======== Data provided

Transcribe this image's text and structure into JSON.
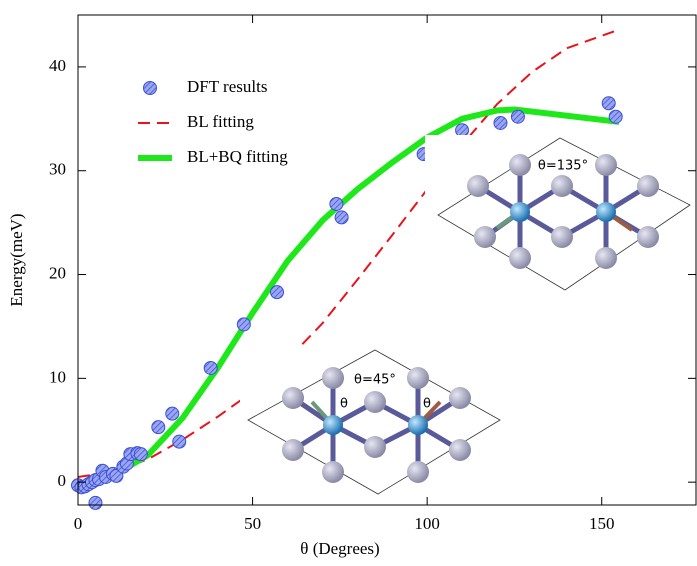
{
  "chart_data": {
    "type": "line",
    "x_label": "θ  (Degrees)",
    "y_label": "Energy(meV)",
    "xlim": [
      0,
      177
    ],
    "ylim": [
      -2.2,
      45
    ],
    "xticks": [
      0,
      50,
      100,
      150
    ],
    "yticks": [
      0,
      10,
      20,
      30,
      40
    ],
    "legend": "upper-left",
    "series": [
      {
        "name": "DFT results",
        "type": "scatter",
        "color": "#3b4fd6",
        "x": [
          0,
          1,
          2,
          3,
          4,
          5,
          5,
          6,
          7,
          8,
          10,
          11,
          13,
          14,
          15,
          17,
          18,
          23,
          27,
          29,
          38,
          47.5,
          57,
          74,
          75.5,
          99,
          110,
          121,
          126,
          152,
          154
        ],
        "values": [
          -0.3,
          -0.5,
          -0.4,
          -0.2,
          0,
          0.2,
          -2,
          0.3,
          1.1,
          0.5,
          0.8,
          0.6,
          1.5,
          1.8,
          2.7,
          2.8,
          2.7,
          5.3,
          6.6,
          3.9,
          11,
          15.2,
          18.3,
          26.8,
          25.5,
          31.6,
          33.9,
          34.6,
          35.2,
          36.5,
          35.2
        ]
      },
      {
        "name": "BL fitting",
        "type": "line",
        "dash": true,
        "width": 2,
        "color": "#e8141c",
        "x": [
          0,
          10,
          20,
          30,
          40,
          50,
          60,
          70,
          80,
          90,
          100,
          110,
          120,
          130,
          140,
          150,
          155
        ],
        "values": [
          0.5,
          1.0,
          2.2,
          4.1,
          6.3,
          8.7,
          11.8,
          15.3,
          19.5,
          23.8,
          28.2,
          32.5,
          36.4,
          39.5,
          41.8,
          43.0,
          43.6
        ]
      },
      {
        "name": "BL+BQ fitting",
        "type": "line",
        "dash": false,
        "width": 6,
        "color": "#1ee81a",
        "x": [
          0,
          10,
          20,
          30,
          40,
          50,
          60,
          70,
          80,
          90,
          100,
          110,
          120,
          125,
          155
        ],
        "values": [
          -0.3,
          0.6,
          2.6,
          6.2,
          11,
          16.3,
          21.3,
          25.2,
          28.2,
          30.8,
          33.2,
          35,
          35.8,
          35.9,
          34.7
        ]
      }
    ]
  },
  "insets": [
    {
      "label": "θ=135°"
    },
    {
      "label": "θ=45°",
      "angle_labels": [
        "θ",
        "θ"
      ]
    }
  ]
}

================

### Directive
How many lines of the records contain the string "type"? Respond with the number alone.

### Reply to the task
4